◆ MATERIAL PROVIDED:
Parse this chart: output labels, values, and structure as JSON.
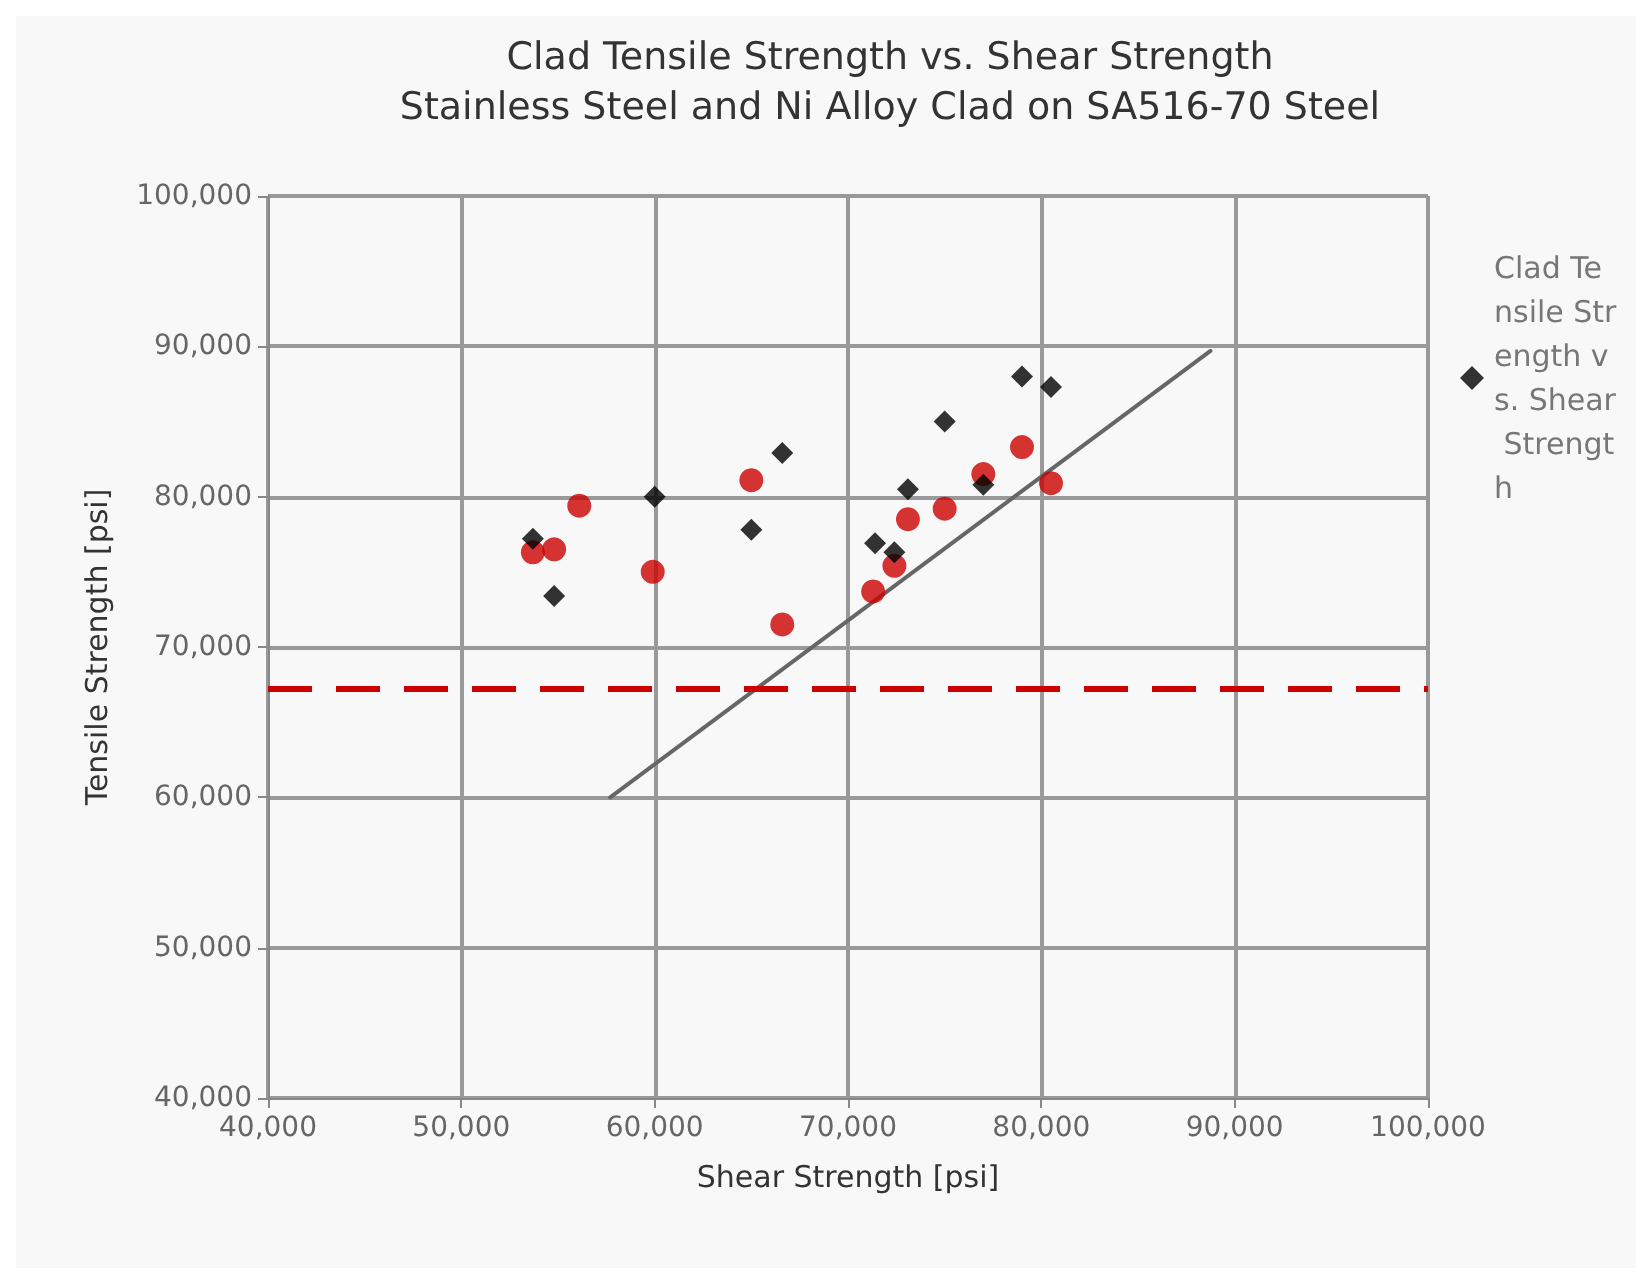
{
  "chart_data": {
    "type": "scatter",
    "title": "Clad Tensile Strength vs. Shear Strength",
    "subtitle": "Stainless Steel and Ni Alloy Clad on SA516-70 Steel",
    "xlabel": "Shear Strength [psi]",
    "ylabel": "Tensile Strength [psi]",
    "xlim": [
      40000,
      100000
    ],
    "xticks": [
      {
        "value": 40000,
        "label": "40,000"
      },
      {
        "value": 50000,
        "label": "50,000"
      },
      {
        "value": 60000,
        "label": "60,000"
      },
      {
        "value": 70000,
        "label": "70,000"
      },
      {
        "value": 80000,
        "label": "80,000"
      },
      {
        "value": 90000,
        "label": "90,000"
      },
      {
        "value": 100000,
        "label": "100,000"
      }
    ],
    "ylim": [
      40000,
      100000
    ],
    "yticks": [
      {
        "value": 40000,
        "label": "40,000"
      },
      {
        "value": 50000,
        "label": "50,000"
      },
      {
        "value": 60000,
        "label": "60,000"
      },
      {
        "value": 70000,
        "label": "70,000"
      },
      {
        "value": 80000,
        "label": "80,000"
      },
      {
        "value": 90000,
        "label": "90,000"
      },
      {
        "value": 100000,
        "label": "100,000"
      }
    ],
    "grid": true,
    "legend": "right",
    "series": [
      {
        "name": "Clad Tensile Strength vs. Shear Strength",
        "color": "#000000",
        "marker": "diamond",
        "x": [
          53700,
          54800,
          60000,
          65000,
          66600,
          71400,
          72400,
          73100,
          75000,
          77000,
          79000,
          80500
        ],
        "values": [
          77200,
          73400,
          80000,
          77800,
          82900,
          76900,
          76300,
          80500,
          85000,
          80800,
          88000,
          87300
        ]
      },
      {
        "color": "#cc0000",
        "marker": "circle",
        "x": [
          53700,
          54800,
          56100,
          59900,
          65000,
          66600,
          71300,
          72400,
          73100,
          75000,
          77000,
          79000,
          80500
        ],
        "values": [
          76300,
          76500,
          79400,
          75000,
          81100,
          71500,
          73700,
          75400,
          78500,
          79200,
          81500,
          83300,
          80900
        ]
      },
      {
        "type": "line",
        "color": "#666666",
        "marker": "none",
        "x": [
          57700,
          88750
        ],
        "values": [
          60000,
          89700
        ]
      }
    ],
    "ref_lines": [
      {
        "axis": "y",
        "value": 67300,
        "color": "#cc0000",
        "line_style": "dashed"
      }
    ]
  }
}
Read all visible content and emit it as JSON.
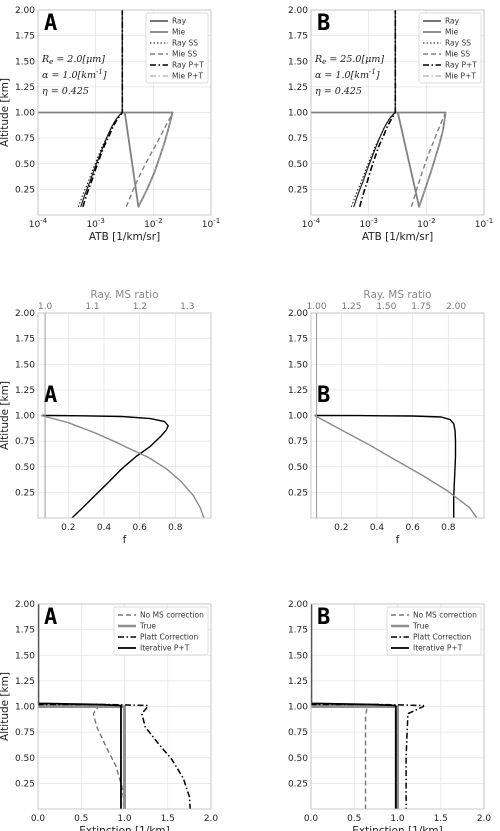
{
  "chart_data": [
    {
      "id": "atb-a",
      "type": "line",
      "panel_label": "A",
      "xscale": "log",
      "xlim": [
        0.0001,
        0.1
      ],
      "ylim": [
        0.0,
        2.0
      ],
      "xticks": [
        0.0001,
        0.001,
        0.01,
        0.1
      ],
      "xticklabels": [
        "10^-4",
        "10^-3",
        "10^-2",
        "10^-1"
      ],
      "yticks": [
        0.25,
        0.5,
        0.75,
        1.0,
        1.25,
        1.5,
        1.75,
        2.0
      ],
      "yticklabels": [
        "0.25",
        "0.50",
        "0.75",
        "1.00",
        "1.25",
        "1.50",
        "1.75",
        "2.00"
      ],
      "xlabel": "ATB [1/km/sr]",
      "ylabel": "Altitude [km]",
      "legend_position": "top-right",
      "annotations": [
        "R_e = 2.0[μm]",
        "α = 1.0[km^-1]",
        "η = 0.425"
      ],
      "series": [
        {
          "name": "Ray",
          "style": "solid",
          "color": "#222222",
          "width": 1.2,
          "x": [
            0.00055,
            0.00065,
            0.0008,
            0.00095,
            0.00115,
            0.00135,
            0.0016,
            0.0019,
            0.0023,
            0.00265,
            0.0029,
            0.0029,
            0.0029
          ],
          "y": [
            0.08,
            0.2,
            0.33,
            0.45,
            0.57,
            0.67,
            0.77,
            0.86,
            0.94,
            0.98,
            1.0,
            1.02,
            2.0
          ]
        },
        {
          "name": "Mie",
          "style": "solid",
          "color": "#808080",
          "width": 1.8,
          "x": [
            0.0001,
            0.0032,
            0.0055,
            0.0078,
            0.0105,
            0.013,
            0.0155,
            0.018,
            0.0205,
            0.0215,
            0.0215,
            0.0001
          ],
          "y": [
            1.0,
            1.0,
            0.08,
            0.25,
            0.42,
            0.57,
            0.7,
            0.83,
            0.95,
            1.0,
            1.0,
            1.0
          ]
        },
        {
          "name": "Ray SS",
          "style": "dotted",
          "color": "#111111",
          "width": 1.0,
          "x": [
            0.0005,
            0.0006,
            0.00075,
            0.0009,
            0.0011,
            0.0013,
            0.0016,
            0.0019,
            0.0023,
            0.0029,
            0.0029,
            0.0029
          ],
          "y": [
            0.08,
            0.2,
            0.33,
            0.45,
            0.57,
            0.67,
            0.77,
            0.86,
            0.94,
            1.0,
            1.02,
            2.0
          ]
        },
        {
          "name": "Mie SS",
          "style": "dashed",
          "color": "#808080",
          "width": 1.4,
          "x": [
            0.0034,
            0.0045,
            0.0062,
            0.0085,
            0.0115,
            0.0145,
            0.0175,
            0.0205,
            0.0215
          ],
          "y": [
            0.08,
            0.25,
            0.42,
            0.57,
            0.7,
            0.81,
            0.9,
            0.97,
            1.0
          ]
        },
        {
          "name": "Ray P+T",
          "style": "dashdot",
          "color": "#000000",
          "width": 1.6,
          "x": [
            0.0006,
            0.0007,
            0.00085,
            0.001,
            0.0012,
            0.0014,
            0.0017,
            0.002,
            0.0024,
            0.0029,
            0.0029,
            0.0029
          ],
          "y": [
            0.08,
            0.2,
            0.33,
            0.45,
            0.57,
            0.67,
            0.77,
            0.86,
            0.94,
            1.0,
            1.02,
            2.0
          ]
        },
        {
          "name": "Mie P+T",
          "style": "dashdot",
          "color": "#999999",
          "width": 1.0,
          "x": [
            0.0055,
            0.0078,
            0.0105,
            0.013,
            0.0155,
            0.018,
            0.0205,
            0.0215
          ],
          "y": [
            0.08,
            0.25,
            0.42,
            0.57,
            0.7,
            0.83,
            0.95,
            1.0
          ]
        }
      ]
    },
    {
      "id": "atb-b",
      "type": "line",
      "panel_label": "B",
      "xscale": "log",
      "xlim": [
        0.0001,
        0.1
      ],
      "ylim": [
        0.0,
        2.0
      ],
      "xticks": [
        0.0001,
        0.001,
        0.01,
        0.1
      ],
      "xticklabels": [
        "10^-4",
        "10^-3",
        "10^-2",
        "10^-1"
      ],
      "yticks": [
        0.25,
        0.5,
        0.75,
        1.0,
        1.25,
        1.5,
        1.75,
        2.0
      ],
      "yticklabels": [
        "0.25",
        "0.50",
        "0.75",
        "1.00",
        "1.25",
        "1.50",
        "1.75",
        "2.00"
      ],
      "xlabel": "ATB [1/km/sr]",
      "ylabel": "",
      "legend_position": "top-right",
      "annotations": [
        "R_e = 25.0[μm]",
        "α = 1.0[km^-1]",
        "η = 0.425"
      ],
      "series": [
        {
          "name": "Ray",
          "style": "solid",
          "color": "#222222",
          "width": 1.2,
          "x": [
            0.00055,
            0.00065,
            0.0008,
            0.00095,
            0.00115,
            0.00135,
            0.0016,
            0.0019,
            0.0023,
            0.00265,
            0.0029,
            0.0029,
            0.0029
          ],
          "y": [
            0.08,
            0.2,
            0.33,
            0.45,
            0.57,
            0.67,
            0.77,
            0.86,
            0.94,
            0.98,
            1.0,
            1.02,
            2.0
          ]
        },
        {
          "name": "Mie",
          "style": "solid",
          "color": "#808080",
          "width": 1.8,
          "x": [
            0.0001,
            0.0032,
            0.0075,
            0.0095,
            0.012,
            0.0145,
            0.017,
            0.0195,
            0.021,
            0.0215,
            0.0215,
            0.0001
          ],
          "y": [
            1.0,
            1.0,
            0.08,
            0.25,
            0.42,
            0.57,
            0.7,
            0.83,
            0.95,
            1.0,
            1.0,
            1.0
          ]
        },
        {
          "name": "Ray SS",
          "style": "dotted",
          "color": "#111111",
          "width": 1.0,
          "x": [
            0.0005,
            0.0006,
            0.00075,
            0.0009,
            0.0011,
            0.0013,
            0.0016,
            0.0019,
            0.0023,
            0.0029,
            0.0029,
            0.0029
          ],
          "y": [
            0.08,
            0.2,
            0.33,
            0.45,
            0.57,
            0.67,
            0.77,
            0.86,
            0.94,
            1.0,
            1.02,
            2.0
          ]
        },
        {
          "name": "Mie SS",
          "style": "dashed",
          "color": "#808080",
          "width": 1.4,
          "x": [
            0.0055,
            0.0068,
            0.0085,
            0.0105,
            0.013,
            0.0155,
            0.018,
            0.0205,
            0.0215
          ],
          "y": [
            0.08,
            0.25,
            0.42,
            0.57,
            0.7,
            0.81,
            0.9,
            0.97,
            1.0
          ]
        },
        {
          "name": "Ray P+T",
          "style": "dashdot",
          "color": "#000000",
          "width": 1.6,
          "x": [
            0.0007,
            0.0008,
            0.00095,
            0.0011,
            0.0013,
            0.0015,
            0.0018,
            0.0021,
            0.0025,
            0.0029,
            0.0029,
            0.0029
          ],
          "y": [
            0.08,
            0.2,
            0.33,
            0.45,
            0.57,
            0.67,
            0.77,
            0.86,
            0.94,
            1.0,
            1.02,
            2.0
          ]
        },
        {
          "name": "Mie P+T",
          "style": "dashdot",
          "color": "#999999",
          "width": 1.0,
          "x": [
            0.0075,
            0.0095,
            0.012,
            0.0145,
            0.017,
            0.0195,
            0.021,
            0.0215
          ],
          "y": [
            0.08,
            0.25,
            0.42,
            0.57,
            0.7,
            0.83,
            0.95,
            1.0
          ]
        }
      ]
    },
    {
      "id": "f-a",
      "type": "line",
      "panel_label": "A",
      "xscale": "linear",
      "xlim": [
        0.03,
        1.0
      ],
      "ylim": [
        0.0,
        2.0
      ],
      "xticks": [
        0.2,
        0.4,
        0.6,
        0.8
      ],
      "xticklabels": [
        "0.2",
        "0.4",
        "0.6",
        "0.8"
      ],
      "yticks": [
        0.25,
        0.5,
        0.75,
        1.0,
        1.25,
        1.5,
        1.75,
        2.0
      ],
      "yticklabels": [
        "0.25",
        "0.50",
        "0.75",
        "1.00",
        "1.25",
        "1.50",
        "1.75",
        "2.00"
      ],
      "xlabel": "f",
      "ylabel": "Altitude [km]",
      "x2label": "Ray. MS ratio",
      "x2lim": [
        0.985,
        1.35
      ],
      "x2ticks": [
        1.0,
        1.1,
        1.2,
        1.3
      ],
      "x2ticklabels": [
        "1.0",
        "1.1",
        "1.2",
        "1.3"
      ],
      "series": [
        {
          "name": "",
          "axis": "bottom",
          "style": "solid",
          "color": "#000000",
          "width": 1.4,
          "x": [
            0.22,
            0.28,
            0.35,
            0.42,
            0.5,
            0.58,
            0.66,
            0.72,
            0.75,
            0.76,
            0.74,
            0.66,
            0.5,
            0.28,
            0.1,
            0.05
          ],
          "y": [
            0.0,
            0.1,
            0.22,
            0.34,
            0.48,
            0.6,
            0.7,
            0.8,
            0.86,
            0.9,
            0.94,
            0.97,
            0.99,
            0.997,
            1.0,
            1.0
          ]
        },
        {
          "name": "",
          "axis": "bottom",
          "style": "solid",
          "color": "#8a8a8a",
          "width": 1.4,
          "x": [
            0.05,
            0.2,
            0.35,
            0.48,
            0.55,
            0.65,
            0.75,
            0.83,
            0.9,
            0.94,
            0.96
          ],
          "y": [
            1.0,
            0.93,
            0.83,
            0.73,
            0.67,
            0.59,
            0.48,
            0.36,
            0.22,
            0.1,
            0.0
          ]
        },
        {
          "name": "",
          "axis": "top",
          "style": "solid",
          "color": "#999999",
          "width": 1.0,
          "x": [
            1.0,
            1.0
          ],
          "y": [
            0.0,
            2.0
          ]
        }
      ]
    },
    {
      "id": "f-b",
      "type": "line",
      "panel_label": "B",
      "xscale": "linear",
      "xlim": [
        0.03,
        1.0
      ],
      "ylim": [
        0.0,
        2.0
      ],
      "xticks": [
        0.2,
        0.4,
        0.6,
        0.8
      ],
      "xticklabels": [
        "0.2",
        "0.4",
        "0.6",
        "0.8"
      ],
      "yticks": [
        0.25,
        0.5,
        0.75,
        1.0,
        1.25,
        1.5,
        1.75,
        2.0
      ],
      "yticklabels": [
        "0.25",
        "0.50",
        "0.75",
        "1.00",
        "1.25",
        "1.50",
        "1.75",
        "2.00"
      ],
      "xlabel": "f",
      "ylabel": "",
      "x2label": "Ray. MS ratio",
      "x2lim": [
        0.96,
        2.2
      ],
      "x2ticks": [
        1.0,
        1.25,
        1.5,
        1.75,
        2.0
      ],
      "x2ticklabels": [
        "1.00",
        "1.25",
        "1.50",
        "1.75",
        "2.00"
      ],
      "series": [
        {
          "name": "",
          "axis": "bottom",
          "style": "solid",
          "color": "#000000",
          "width": 1.4,
          "x": [
            0.83,
            0.83,
            0.835,
            0.84,
            0.84,
            0.838,
            0.83,
            0.81,
            0.76,
            0.6,
            0.3,
            0.05
          ],
          "y": [
            0.0,
            0.2,
            0.4,
            0.6,
            0.75,
            0.85,
            0.92,
            0.96,
            0.985,
            0.995,
            0.999,
            1.0
          ]
        },
        {
          "name": "",
          "axis": "bottom",
          "style": "solid",
          "color": "#8a8a8a",
          "width": 1.4,
          "x": [
            0.05,
            0.2,
            0.35,
            0.5,
            0.65,
            0.8,
            0.92,
            0.96
          ],
          "y": [
            1.0,
            0.86,
            0.72,
            0.57,
            0.42,
            0.26,
            0.1,
            0.0
          ]
        },
        {
          "name": "",
          "axis": "top",
          "style": "solid",
          "color": "#999999",
          "width": 1.0,
          "x": [
            1.0,
            1.0
          ],
          "y": [
            0.0,
            2.0
          ]
        }
      ]
    },
    {
      "id": "ext-a",
      "type": "line",
      "panel_label": "A",
      "xscale": "linear",
      "xlim": [
        0.0,
        2.0
      ],
      "ylim": [
        0.0,
        2.0
      ],
      "xticks": [
        0.0,
        0.5,
        1.0,
        1.5,
        2.0
      ],
      "xticklabels": [
        "0.0",
        "0.5",
        "1.0",
        "1.5",
        "2.0"
      ],
      "yticks": [
        0.25,
        0.5,
        0.75,
        1.0,
        1.25,
        1.5,
        1.75,
        2.0
      ],
      "yticklabels": [
        "0.25",
        "0.50",
        "0.75",
        "1.00",
        "1.25",
        "1.50",
        "1.75",
        "2.00"
      ],
      "xlabel": "Extinction [1/km]",
      "ylabel": "Altitude [km]",
      "legend_position": "top-right",
      "series": [
        {
          "name": "No MS correction",
          "style": "dashed",
          "color": "#777777",
          "width": 1.4,
          "x": [
            0.0,
            0.0,
            0.4,
            0.7,
            0.7,
            0.64,
            0.68,
            0.78,
            0.9,
            0.97,
            0.99,
            0.99
          ],
          "y": [
            2.0,
            1.02,
            1.02,
            1.01,
            1.0,
            0.93,
            0.8,
            0.62,
            0.42,
            0.22,
            0.1,
            0.0
          ]
        },
        {
          "name": "True",
          "style": "solid",
          "color": "#909090",
          "width": 3.0,
          "x": [
            0.0,
            0.0,
            1.0,
            1.0,
            1.0
          ],
          "y": [
            2.0,
            1.0,
            1.0,
            1.0,
            0.0
          ]
        },
        {
          "name": "Platt Correction",
          "style": "dashdot",
          "color": "#000000",
          "width": 1.5,
          "x": [
            0.0,
            0.0,
            0.8,
            1.27,
            1.27,
            1.2,
            1.24,
            1.38,
            1.55,
            1.68,
            1.75,
            1.76
          ],
          "y": [
            2.0,
            1.02,
            1.02,
            1.01,
            1.0,
            0.93,
            0.8,
            0.65,
            0.48,
            0.3,
            0.12,
            0.0
          ]
        },
        {
          "name": "Iterative P+T",
          "style": "solid",
          "color": "#000000",
          "width": 1.8,
          "x": [
            0.0,
            0.0,
            0.7,
            0.95,
            0.96,
            0.96,
            0.96
          ],
          "y": [
            2.0,
            1.03,
            1.02,
            1.01,
            1.0,
            0.5,
            0.0
          ]
        }
      ]
    },
    {
      "id": "ext-b",
      "type": "line",
      "panel_label": "B",
      "xscale": "linear",
      "xlim": [
        0.0,
        2.0
      ],
      "ylim": [
        0.0,
        2.0
      ],
      "xticks": [
        0.0,
        0.5,
        1.0,
        1.5,
        2.0
      ],
      "xticklabels": [
        "0.0",
        "0.5",
        "1.0",
        "1.5",
        "2.0"
      ],
      "yticks": [
        0.25,
        0.5,
        0.75,
        1.0,
        1.25,
        1.5,
        1.75,
        2.0
      ],
      "yticklabels": [
        "0.25",
        "0.50",
        "0.75",
        "1.00",
        "1.25",
        "1.50",
        "1.75",
        "2.00"
      ],
      "xlabel": "Extinction [1/km]",
      "ylabel": "",
      "legend_position": "top-right",
      "series": [
        {
          "name": "No MS correction",
          "style": "dashed",
          "color": "#777777",
          "width": 1.4,
          "x": [
            0.0,
            0.0,
            0.4,
            0.65,
            0.65,
            0.63,
            0.63,
            0.63
          ],
          "y": [
            2.0,
            1.02,
            1.02,
            1.01,
            1.0,
            0.9,
            0.4,
            0.0
          ]
        },
        {
          "name": "True",
          "style": "solid",
          "color": "#909090",
          "width": 3.0,
          "x": [
            0.0,
            0.0,
            1.0,
            1.0,
            1.0
          ],
          "y": [
            2.0,
            1.0,
            1.0,
            1.0,
            0.0
          ]
        },
        {
          "name": "Platt Correction",
          "style": "dashdot",
          "color": "#000000",
          "width": 1.5,
          "x": [
            0.0,
            0.0,
            0.8,
            1.3,
            1.3,
            1.12,
            1.1,
            1.1
          ],
          "y": [
            2.0,
            1.02,
            1.02,
            1.01,
            1.0,
            0.93,
            0.5,
            0.0
          ]
        },
        {
          "name": "Iterative P+T",
          "style": "solid",
          "color": "#000000",
          "width": 1.8,
          "x": [
            0.0,
            0.0,
            0.7,
            0.97,
            0.98,
            0.98,
            0.98
          ],
          "y": [
            2.0,
            1.03,
            1.02,
            1.01,
            1.0,
            0.5,
            0.0
          ]
        }
      ]
    }
  ]
}
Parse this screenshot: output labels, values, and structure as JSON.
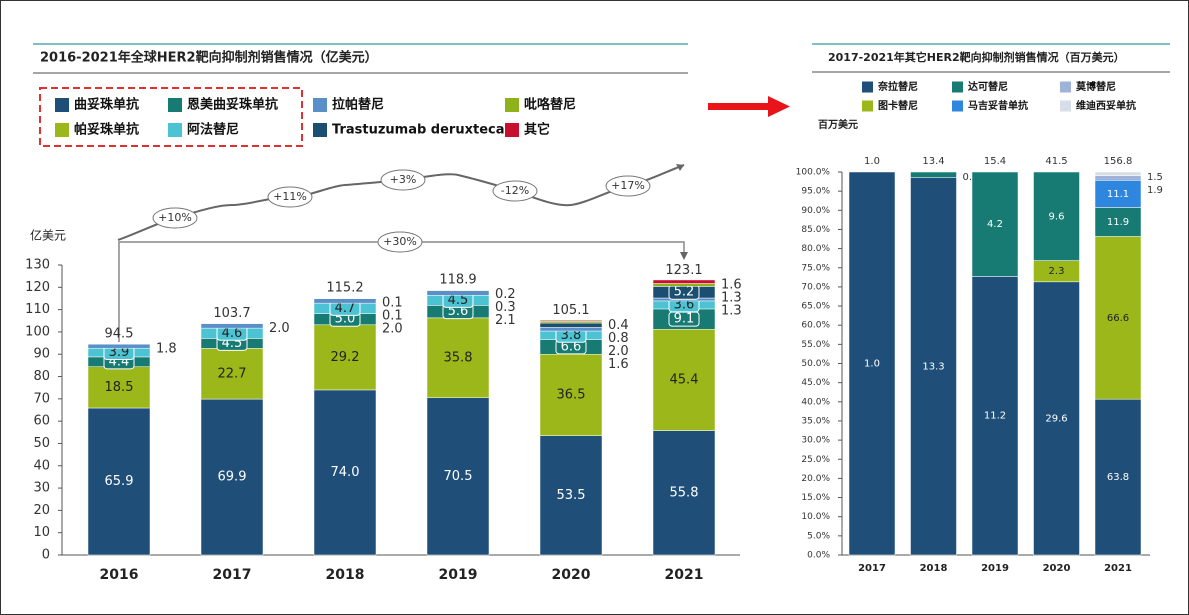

◆ THE TASK: Determine how many lines include the string "Strength". Give no answer but the number.

◆ COMPLETED EXERCISE: 4